__Questions__:
**A)** According to the passage on zarr read speeds, what drawback comes with using unsharded zarr with small chunk sizes, and why does it matter?
**B)** Print the part of the passage on zarr read speeds between "When using unsharded" and "many file systems.", inclusive.

__Selected text__:
-*-
When using unsharded zarr with small chunk sizes, the read speeds, become similar to sharded zarrita. In fact, zarr outperforms zarrita on this benchmark machine. However, it comes at the cost of a large number of consumed inodes which is prohibitive for large arrays on many file systems.
-*-
__Provided records__:

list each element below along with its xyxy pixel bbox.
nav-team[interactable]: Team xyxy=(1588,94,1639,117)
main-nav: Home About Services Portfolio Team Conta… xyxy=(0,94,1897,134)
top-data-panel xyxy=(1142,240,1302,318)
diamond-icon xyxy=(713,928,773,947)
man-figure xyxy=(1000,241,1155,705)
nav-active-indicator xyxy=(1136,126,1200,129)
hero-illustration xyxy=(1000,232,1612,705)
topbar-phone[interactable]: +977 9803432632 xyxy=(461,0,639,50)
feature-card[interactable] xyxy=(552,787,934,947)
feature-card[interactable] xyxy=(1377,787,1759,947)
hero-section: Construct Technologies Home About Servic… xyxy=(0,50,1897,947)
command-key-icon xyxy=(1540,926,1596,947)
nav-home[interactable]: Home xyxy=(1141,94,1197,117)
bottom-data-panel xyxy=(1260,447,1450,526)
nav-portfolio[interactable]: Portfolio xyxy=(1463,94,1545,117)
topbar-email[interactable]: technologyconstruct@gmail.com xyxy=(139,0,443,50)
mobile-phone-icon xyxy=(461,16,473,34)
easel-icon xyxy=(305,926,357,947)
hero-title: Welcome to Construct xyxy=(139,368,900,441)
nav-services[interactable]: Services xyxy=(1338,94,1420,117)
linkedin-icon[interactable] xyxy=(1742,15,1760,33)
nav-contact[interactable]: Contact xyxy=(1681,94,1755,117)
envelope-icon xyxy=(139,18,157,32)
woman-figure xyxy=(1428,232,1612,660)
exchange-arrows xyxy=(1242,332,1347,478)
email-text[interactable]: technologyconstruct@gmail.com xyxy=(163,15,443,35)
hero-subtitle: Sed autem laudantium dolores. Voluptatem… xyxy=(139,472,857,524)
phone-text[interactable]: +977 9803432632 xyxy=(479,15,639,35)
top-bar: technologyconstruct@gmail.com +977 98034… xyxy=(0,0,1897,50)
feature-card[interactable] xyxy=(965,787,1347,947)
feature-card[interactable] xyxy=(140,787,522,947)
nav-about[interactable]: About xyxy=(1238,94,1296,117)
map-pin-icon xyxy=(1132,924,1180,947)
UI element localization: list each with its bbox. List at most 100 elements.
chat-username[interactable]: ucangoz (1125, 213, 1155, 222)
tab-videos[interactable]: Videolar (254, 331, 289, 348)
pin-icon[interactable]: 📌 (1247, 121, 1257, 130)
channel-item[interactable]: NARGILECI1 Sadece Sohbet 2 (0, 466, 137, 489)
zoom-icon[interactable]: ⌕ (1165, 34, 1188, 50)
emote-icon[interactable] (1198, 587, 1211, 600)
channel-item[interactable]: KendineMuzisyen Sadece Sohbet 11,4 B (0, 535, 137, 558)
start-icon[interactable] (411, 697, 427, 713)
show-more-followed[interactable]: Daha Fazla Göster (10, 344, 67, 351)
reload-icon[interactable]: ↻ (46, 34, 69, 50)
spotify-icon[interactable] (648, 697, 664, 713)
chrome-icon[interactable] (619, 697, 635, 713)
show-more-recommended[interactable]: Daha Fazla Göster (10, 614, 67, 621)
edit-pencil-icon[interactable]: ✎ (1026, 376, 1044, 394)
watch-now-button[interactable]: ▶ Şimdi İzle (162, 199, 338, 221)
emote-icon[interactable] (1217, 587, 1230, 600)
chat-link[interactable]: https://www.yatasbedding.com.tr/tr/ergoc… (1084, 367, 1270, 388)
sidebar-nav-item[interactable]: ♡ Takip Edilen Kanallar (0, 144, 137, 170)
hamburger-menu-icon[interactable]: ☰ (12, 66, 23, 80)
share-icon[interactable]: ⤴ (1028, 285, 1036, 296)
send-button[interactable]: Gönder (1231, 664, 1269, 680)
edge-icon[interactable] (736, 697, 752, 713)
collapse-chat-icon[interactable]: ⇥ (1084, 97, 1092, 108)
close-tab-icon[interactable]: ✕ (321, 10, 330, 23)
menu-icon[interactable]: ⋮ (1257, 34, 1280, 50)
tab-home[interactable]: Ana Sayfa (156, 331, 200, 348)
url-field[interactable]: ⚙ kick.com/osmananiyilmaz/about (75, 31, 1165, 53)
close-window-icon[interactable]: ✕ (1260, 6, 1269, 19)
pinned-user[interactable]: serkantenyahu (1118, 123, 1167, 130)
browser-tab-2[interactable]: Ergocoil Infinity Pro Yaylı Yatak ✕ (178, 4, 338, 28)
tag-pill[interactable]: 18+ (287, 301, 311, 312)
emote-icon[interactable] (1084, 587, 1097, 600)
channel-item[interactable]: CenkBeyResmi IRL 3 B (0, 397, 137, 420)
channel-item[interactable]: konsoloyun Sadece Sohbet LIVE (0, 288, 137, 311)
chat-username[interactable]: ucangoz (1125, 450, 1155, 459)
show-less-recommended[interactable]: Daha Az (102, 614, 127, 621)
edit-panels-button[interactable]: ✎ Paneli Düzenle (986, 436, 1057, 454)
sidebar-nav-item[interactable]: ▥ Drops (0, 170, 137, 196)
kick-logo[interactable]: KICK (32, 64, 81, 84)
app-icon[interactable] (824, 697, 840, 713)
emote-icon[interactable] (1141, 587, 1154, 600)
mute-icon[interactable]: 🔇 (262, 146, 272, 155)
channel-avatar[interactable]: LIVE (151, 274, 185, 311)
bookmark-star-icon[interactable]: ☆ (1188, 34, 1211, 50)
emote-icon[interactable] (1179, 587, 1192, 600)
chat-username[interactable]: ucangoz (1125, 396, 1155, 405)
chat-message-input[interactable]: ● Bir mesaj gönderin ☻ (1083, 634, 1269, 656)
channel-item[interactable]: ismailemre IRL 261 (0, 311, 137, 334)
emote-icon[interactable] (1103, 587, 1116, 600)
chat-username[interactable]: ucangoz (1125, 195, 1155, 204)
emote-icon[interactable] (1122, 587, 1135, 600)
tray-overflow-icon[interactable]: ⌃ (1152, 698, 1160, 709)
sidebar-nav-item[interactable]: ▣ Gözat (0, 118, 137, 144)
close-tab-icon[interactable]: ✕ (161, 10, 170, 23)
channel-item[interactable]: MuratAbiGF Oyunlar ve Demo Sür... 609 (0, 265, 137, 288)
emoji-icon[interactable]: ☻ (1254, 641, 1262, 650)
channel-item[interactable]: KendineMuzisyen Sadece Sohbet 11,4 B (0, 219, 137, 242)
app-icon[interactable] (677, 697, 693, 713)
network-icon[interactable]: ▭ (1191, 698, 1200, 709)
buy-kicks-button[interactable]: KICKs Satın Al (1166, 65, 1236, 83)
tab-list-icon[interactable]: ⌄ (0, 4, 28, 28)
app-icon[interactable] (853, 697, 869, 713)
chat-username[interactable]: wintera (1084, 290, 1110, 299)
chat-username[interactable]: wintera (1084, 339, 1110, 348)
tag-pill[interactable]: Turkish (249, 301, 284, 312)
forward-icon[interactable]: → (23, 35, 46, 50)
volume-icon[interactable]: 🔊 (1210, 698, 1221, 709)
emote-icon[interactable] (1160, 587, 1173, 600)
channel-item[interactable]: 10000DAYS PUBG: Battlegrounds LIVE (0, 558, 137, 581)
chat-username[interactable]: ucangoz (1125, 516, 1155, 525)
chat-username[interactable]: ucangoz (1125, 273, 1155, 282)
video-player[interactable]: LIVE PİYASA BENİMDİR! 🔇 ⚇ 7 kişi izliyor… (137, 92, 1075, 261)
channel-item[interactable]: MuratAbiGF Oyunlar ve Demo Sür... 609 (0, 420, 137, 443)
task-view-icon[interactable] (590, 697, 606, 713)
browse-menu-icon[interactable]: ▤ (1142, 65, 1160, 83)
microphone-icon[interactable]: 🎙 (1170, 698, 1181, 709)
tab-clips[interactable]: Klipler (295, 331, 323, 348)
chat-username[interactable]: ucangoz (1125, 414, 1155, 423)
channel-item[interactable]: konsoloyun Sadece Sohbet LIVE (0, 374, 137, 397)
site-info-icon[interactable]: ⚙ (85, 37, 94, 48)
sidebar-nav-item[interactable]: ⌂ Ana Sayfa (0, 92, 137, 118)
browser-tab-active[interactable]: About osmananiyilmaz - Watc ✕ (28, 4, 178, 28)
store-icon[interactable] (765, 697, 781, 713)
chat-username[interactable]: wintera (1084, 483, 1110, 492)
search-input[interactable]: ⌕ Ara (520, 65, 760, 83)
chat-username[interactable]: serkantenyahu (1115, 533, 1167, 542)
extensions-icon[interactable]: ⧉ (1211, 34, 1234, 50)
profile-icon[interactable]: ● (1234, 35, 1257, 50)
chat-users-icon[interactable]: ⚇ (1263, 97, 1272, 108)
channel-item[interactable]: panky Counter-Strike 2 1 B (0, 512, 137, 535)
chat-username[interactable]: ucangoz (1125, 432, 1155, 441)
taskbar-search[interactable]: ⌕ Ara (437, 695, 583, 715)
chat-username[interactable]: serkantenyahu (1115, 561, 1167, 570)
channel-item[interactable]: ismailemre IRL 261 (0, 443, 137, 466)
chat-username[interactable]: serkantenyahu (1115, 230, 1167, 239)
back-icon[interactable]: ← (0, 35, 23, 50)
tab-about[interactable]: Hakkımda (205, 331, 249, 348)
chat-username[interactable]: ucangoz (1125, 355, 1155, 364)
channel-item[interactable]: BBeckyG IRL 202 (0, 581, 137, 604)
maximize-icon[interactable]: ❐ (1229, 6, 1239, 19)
-*-
__Results for each task__:
**A)** Unsharded zarr with small chunks consumes a large number of inodes. That cost is prohibitive for large arrays on many file systems.

**B)**
When using unsharded zarr with small chunk sizes, the read speeds, become similar to sharded zarrita. In fact, zarr outperforms zarrita on this benchmark machine. However, it comes at the cost of a large number of consumed inodes which is prohibitive for large arrays on many file systems.